start DOCUMENT SEGMENT

November 13 Sermon

An Opportunity to Testify
A reflection by Rev. Dr. Thom Bower
November 13, 2016, the 33rd Sunday of Ordinary Time
Based on Luke 21:5-19

About 35 years after Jesus’ death and resurrection, the Roman Empire put down a Jewish revolt in Jerusalem. The Temple was looted and destroyed, and Judaism was outlawed. Luke’s account of Jesus life and ministry was written in the decades after these events, when Jews and Christians were experiencing varying degrees of persecution. Hear how Luke comforts believers, and hear how we are challenged to live faithfully today.

I don’t talk about it much, but I serve another congregation. While I am the Interim Pastor here at Lyonsville Congregational, I am also the Associate Pastor for Leadership Resources at Northfield Community Church. (I always have to read that, because I have a hard time remembering that title!) The main reason I don’t talk often about my work there is to keep myself clear about the work I am doing here with you. If I talk about Northfield Community Church too often I begin to confuse the work I do here and the work I do there – and then work with both congregations becomes less clear. But I’m going to bend that practice today because yesterday, before the Harvest Home Turkey Dinner, I was part of a significant moment in ministry that I think may have meaning for you.

Up until August, the building of Northfield Community Church housed three congregations: Northfield Community Church, a United Church of Christ; The Love of Jesus Christ Mission Church, a Korean Presbyterian church; and St. Peter Community Church, a United Church of Christ. In August, the Korean Presbyterian congregation did not renew their lease so that they could start a new lease with a congregation nearer to where more of their membership lived. St. Peter Community Church is still in the building, just not as St. Peter Community Church.

About four years ago, St Peter Community was faced with dissolving the congregation because they were nearly bankrupt. The leadership of St Peter Community was approached by a Chaldean Catholic congregation who offered to buy their building and property. It meant this congregation that is almost 175 years old went from near bankruptcy to having nearly two million dollars, but it also meant leaving the location where they met, worshipped, and served for almost 50 years. Gathering as a congregation was more important than gathering at that specific place, so they accepted the offer.

Without their own building, they then approached Northfield Community Church asking a place to use as they discerned how God was calling them to continue as a faithful community. After almost four years, they discerned to unite with Northfield Community Church. Now, that has meant a lot of ecclesiastical gymnastics, because these two congregation represent two different parts of United Church of Christ heritage: St. Peter Community was founded by the German Evangelical Church in the 1840’s, while Northfield Community Church was founded by the Congregational Christians in the 1950’s. (For those of you who don’t know why that is significant, ask me later and I can explain. Meanwhile, trust me: these are two very different forms of Protestantism.)

end DOCUMENT SEGMENT

> [TASK REQUIREMENTS]
- 1) Swap "Roman Empire" for "imperial Rome" and give the sermon again, everything from "About 35 years" down to "live faithfully today.".
- 2) According to the sermon, how long had St. Peter Community met, worshipped, and served at the location it sold?
The listing that comes next has no connection to the sermon.

start SOURCE MATERIAL

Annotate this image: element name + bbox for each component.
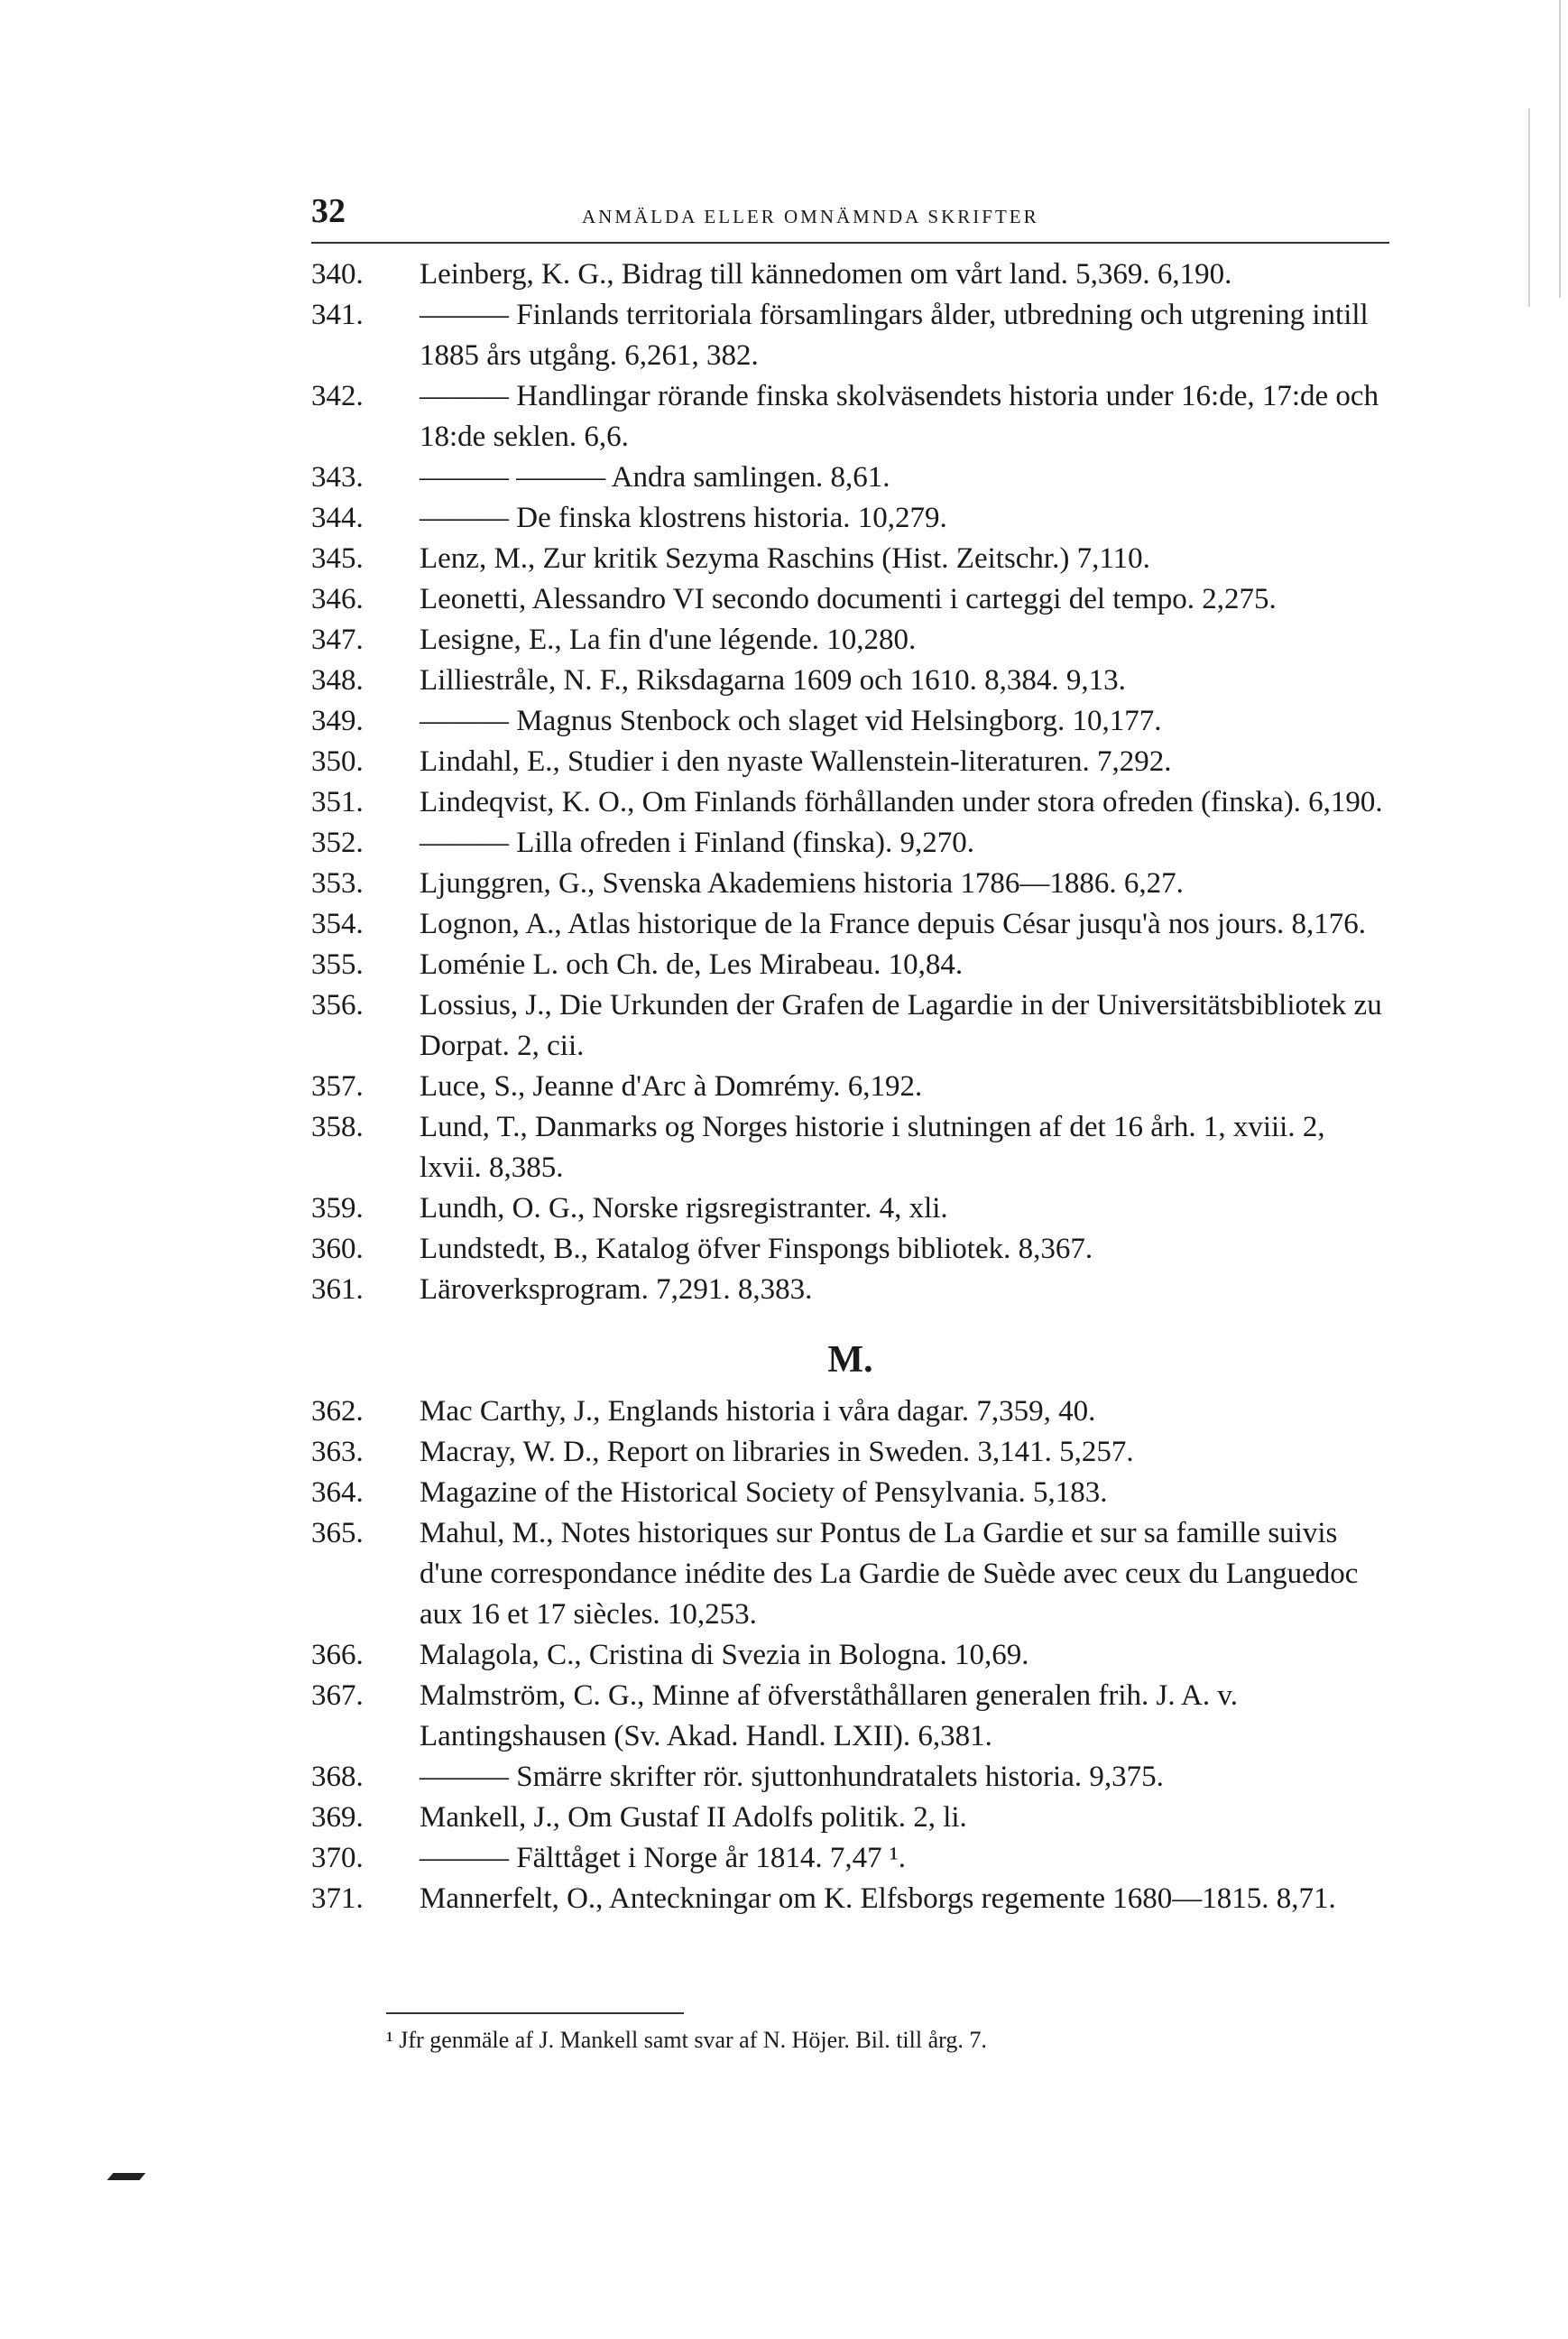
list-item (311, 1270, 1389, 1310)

end SOURCE MATERIAL

> [SOLUTIONS]
- 1)
About 35 years after Jesus’ death and resurrection, the imperial Rome put down a Jewish revolt in Jerusalem. The Temple was looted and destroyed, and Judaism was outlawed. Luke’s account of Jesus life and ministry was written in the decades after these events, when Jews and Christians were experiencing varying degrees of persecution. Hear how Luke comforts believers, and hear how we are challenged to live faithfully today.

- 2) Almost 50 years.